**PROVIDED MATERIAL:**
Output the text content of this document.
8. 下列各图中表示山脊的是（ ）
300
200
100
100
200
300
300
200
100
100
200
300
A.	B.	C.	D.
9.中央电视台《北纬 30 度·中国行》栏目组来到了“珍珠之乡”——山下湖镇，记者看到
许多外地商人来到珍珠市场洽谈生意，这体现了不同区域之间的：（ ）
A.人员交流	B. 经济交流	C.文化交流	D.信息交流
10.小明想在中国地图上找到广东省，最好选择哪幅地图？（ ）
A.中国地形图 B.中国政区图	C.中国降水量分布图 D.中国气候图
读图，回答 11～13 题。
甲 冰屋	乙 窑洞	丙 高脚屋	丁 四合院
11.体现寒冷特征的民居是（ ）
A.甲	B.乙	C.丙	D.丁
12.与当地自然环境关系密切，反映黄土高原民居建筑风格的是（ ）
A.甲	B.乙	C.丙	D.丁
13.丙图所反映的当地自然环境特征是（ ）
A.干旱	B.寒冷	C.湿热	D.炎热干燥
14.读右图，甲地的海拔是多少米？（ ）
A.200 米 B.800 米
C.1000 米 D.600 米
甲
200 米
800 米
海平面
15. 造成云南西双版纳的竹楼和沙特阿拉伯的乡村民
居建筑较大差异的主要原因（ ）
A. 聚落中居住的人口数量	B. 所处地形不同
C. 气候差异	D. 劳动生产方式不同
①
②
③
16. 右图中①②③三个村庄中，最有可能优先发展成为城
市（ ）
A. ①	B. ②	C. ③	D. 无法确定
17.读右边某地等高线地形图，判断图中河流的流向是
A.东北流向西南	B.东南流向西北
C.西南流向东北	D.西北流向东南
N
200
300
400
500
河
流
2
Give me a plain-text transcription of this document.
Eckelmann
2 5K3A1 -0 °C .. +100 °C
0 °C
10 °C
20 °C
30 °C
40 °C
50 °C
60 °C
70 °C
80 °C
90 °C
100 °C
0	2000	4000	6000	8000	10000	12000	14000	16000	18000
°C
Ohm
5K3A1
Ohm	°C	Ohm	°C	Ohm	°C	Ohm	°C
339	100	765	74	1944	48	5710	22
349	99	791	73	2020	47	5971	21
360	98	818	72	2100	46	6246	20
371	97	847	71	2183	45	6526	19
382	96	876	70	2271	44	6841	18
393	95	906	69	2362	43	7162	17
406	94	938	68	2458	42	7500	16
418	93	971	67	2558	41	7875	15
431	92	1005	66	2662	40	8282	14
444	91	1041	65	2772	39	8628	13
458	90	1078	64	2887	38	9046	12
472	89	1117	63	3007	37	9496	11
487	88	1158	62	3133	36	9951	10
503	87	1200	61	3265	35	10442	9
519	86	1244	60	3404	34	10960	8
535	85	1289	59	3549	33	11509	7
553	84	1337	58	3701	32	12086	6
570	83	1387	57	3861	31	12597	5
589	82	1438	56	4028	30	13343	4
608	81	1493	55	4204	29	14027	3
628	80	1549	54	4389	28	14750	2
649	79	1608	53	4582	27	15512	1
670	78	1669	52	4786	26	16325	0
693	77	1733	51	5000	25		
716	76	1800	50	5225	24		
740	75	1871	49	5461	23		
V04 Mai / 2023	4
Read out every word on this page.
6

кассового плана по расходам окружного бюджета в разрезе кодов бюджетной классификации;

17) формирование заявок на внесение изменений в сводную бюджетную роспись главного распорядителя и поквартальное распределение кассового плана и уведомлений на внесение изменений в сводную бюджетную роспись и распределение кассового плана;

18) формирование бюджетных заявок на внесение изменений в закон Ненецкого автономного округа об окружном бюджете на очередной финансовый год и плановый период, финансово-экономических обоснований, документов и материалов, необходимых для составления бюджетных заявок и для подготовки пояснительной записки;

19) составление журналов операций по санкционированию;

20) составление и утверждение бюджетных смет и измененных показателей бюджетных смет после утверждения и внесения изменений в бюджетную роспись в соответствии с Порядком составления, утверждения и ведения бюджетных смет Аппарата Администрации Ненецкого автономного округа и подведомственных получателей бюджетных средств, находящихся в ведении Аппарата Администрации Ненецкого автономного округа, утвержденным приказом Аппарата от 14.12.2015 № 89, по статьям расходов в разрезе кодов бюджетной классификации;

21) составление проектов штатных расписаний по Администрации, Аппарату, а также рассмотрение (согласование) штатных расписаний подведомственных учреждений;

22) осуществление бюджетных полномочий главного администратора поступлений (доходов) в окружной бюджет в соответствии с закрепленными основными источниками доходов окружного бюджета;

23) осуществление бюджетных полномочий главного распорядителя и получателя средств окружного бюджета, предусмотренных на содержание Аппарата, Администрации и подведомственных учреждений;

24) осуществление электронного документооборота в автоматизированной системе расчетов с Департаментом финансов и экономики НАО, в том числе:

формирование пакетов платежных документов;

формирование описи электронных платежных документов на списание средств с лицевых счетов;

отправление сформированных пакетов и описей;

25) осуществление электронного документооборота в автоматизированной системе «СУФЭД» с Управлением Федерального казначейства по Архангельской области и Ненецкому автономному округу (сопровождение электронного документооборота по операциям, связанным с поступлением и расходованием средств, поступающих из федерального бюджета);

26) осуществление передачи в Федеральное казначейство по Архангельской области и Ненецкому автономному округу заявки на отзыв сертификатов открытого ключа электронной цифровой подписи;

**SET EXERCISE:**
Every entry above should be retyped exactly as shown.

**RESPONSE TO THIS TASK:**
Output the text content of this document.
8. 下列各图中表示山脊的是（ ）
300
200
100
100
200
300
300
200
100
100
200
300
A.	B.	C.	D.
9.中央电视台《北纬 30 度·中国行》栏目组来到了“珍珠之乡”——山下湖镇，记者看到
许多外地商人来到珍珠市场洽谈生意，这体现了不同区域之间的：（ ）
A.人员交流	B. 经济交流	C.文化交流	D.信息交流
10.小明想在中国地图上找到广东省，最好选择哪幅地图？（ ）
A.中国地形图 B.中国政区图	C.中国降水量分布图 D.中国气候图
读图，回答 11～13 题。
甲 冰屋	乙 窑洞	丙 高脚屋	丁 四合院
11.体现寒冷特征的民居是（ ）
A.甲	B.乙	C.丙	D.丁
12.与当地自然环境关系密切，反映黄土高原民居建筑风格的是（ ）
A.甲	B.乙	C.丙	D.丁
13.丙图所反映的当地自然环境特征是（ ）
A.干旱	B.寒冷	C.湿热	D.炎热干燥
14.读右图，甲地的海拔是多少米？（ ）
A.200 米 B.800 米
C.1000 米 D.600 米
甲
200 米
800 米
海平面
15. 造成云南西双版纳的竹楼和沙特阿拉伯的乡村民
居建筑较大差异的主要原因（ ）
A. 聚落中居住的人口数量	B. 所处地形不同
C. 气候差异	D. 劳动生产方式不同
①
②
③
16. 右图中①②③三个村庄中，最有可能优先发展成为城
市（ ）
A. ①	B. ②	C. ③	D. 无法确定
17.读右边某地等高线地形图，判断图中河流的流向是
A.东北流向西南	B.东南流向西北
C.西南流向东北	D.西北流向东南
N
200
300
400
500
河
流
2
Give me a plain-text transcription of this document.
Eckelmann
2 5K3A1 -0 °C .. +100 °C
0 °C
10 °C
20 °C
30 °C
40 °C
50 °C
60 °C
70 °C
80 °C
90 °C
100 °C
0	2000	4000	6000	8000	10000	12000	14000	16000	18000
°C
Ohm
5K3A1
Ohm	°C	Ohm	°C	Ohm	°C	Ohm	°C
339	100	765	74	1944	48	5710	22
349	99	791	73	2020	47	5971	21
360	98	818	72	2100	46	6246	20
371	97	847	71	2183	45	6526	19
382	96	876	70	2271	44	6841	18
393	95	906	69	2362	43	7162	17
406	94	938	68	2458	42	7500	16
418	93	971	67	2558	41	7875	15
431	92	1005	66	2662	40	8282	14
444	91	1041	65	2772	39	8628	13
458	90	1078	64	2887	38	9046	12
472	89	1117	63	3007	37	9496	11
487	88	1158	62	3133	36	9951	10
503	87	1200	61	3265	35	10442	9
519	86	1244	60	3404	34	10960	8
535	85	1289	59	3549	33	11509	7
553	84	1337	58	3701	32	12086	6
570	83	1387	57	3861	31	12597	5
589	82	1438	56	4028	30	13343	4
608	81	1493	55	4204	29	14027	3
628	80	1549	54	4389	28	14750	2
649	79	1608	53	4582	27	15512	1
670	78	1669	52	4786	26	16325	0
693	77	1733	51	5000	25		
716	76	1800	50	5225	24		
740	75	1871	49	5461	23		
V04 Mai / 2023	4
Read out every word on this page.
6

кассового плана по расходам окружного бюджета в разрезе кодов бюджетной классификации;

17) формирование заявок на внесение изменений в сводную бюджетную роспись главного распорядителя и поквартальное распределение кассового плана и уведомлений на внесение изменений в сводную бюджетную роспись и распределение кассового плана;

18) формирование бюджетных заявок на внесение изменений в закон Ненецкого автономного округа об окружном бюджете на очередной финансовый год и плановый период, финансово-экономических обоснований, документов и материалов, необходимых для составления бюджетных заявок и для подготовки пояснительной записки;

19) составление журналов операций по санкционированию;

20) составление и утверждение бюджетных смет и измененных показателей бюджетных смет после утверждения и внесения изменений в бюджетную роспись в соответствии с Порядком составления, утверждения и ведения бюджетных смет Аппарата Администрации Ненецкого автономного округа и подведомственных получателей бюджетных средств, находящихся в ведении Аппарата Администрации Ненецкого автономного округа, утвержденным приказом Аппарата от 14.12.2015 № 89, по статьям расходов в разрезе кодов бюджетной классификации;

21) составление проектов штатных расписаний по Администрации, Аппарату, а также рассмотрение (согласование) штатных расписаний подведомственных учреждений;

22) осуществление бюджетных полномочий главного администратора поступлений (доходов) в окружной бюджет в соответствии с закрепленными основными источниками доходов окружного бюджета;

23) осуществление бюджетных полномочий главного распорядителя и получателя средств окружного бюджета, предусмотренных на содержание Аппарата, Администрации и подведомственных учреждений;

24) осуществление электронного документооборота в автоматизированной системе расчетов с Департаментом финансов и экономики НАО, в том числе:

формирование пакетов платежных документов;

формирование описи электронных платежных документов на списание средств с лицевых счетов;

отправление сформированных пакетов и описей;

25) осуществление электронного документооборота в автоматизированной системе «СУФЭД» с Управлением Федерального казначейства по Архангельской области и Ненецкому автономному округу (сопровождение электронного документооборота по операциям, связанным с поступлением и расходованием средств, поступающих из федерального бюджета);

26) осуществление передачи в Федеральное казначейство по Архангельской области и Ненецкому автономному округу заявки на отзыв сертификатов открытого ключа электронной цифровой подписи;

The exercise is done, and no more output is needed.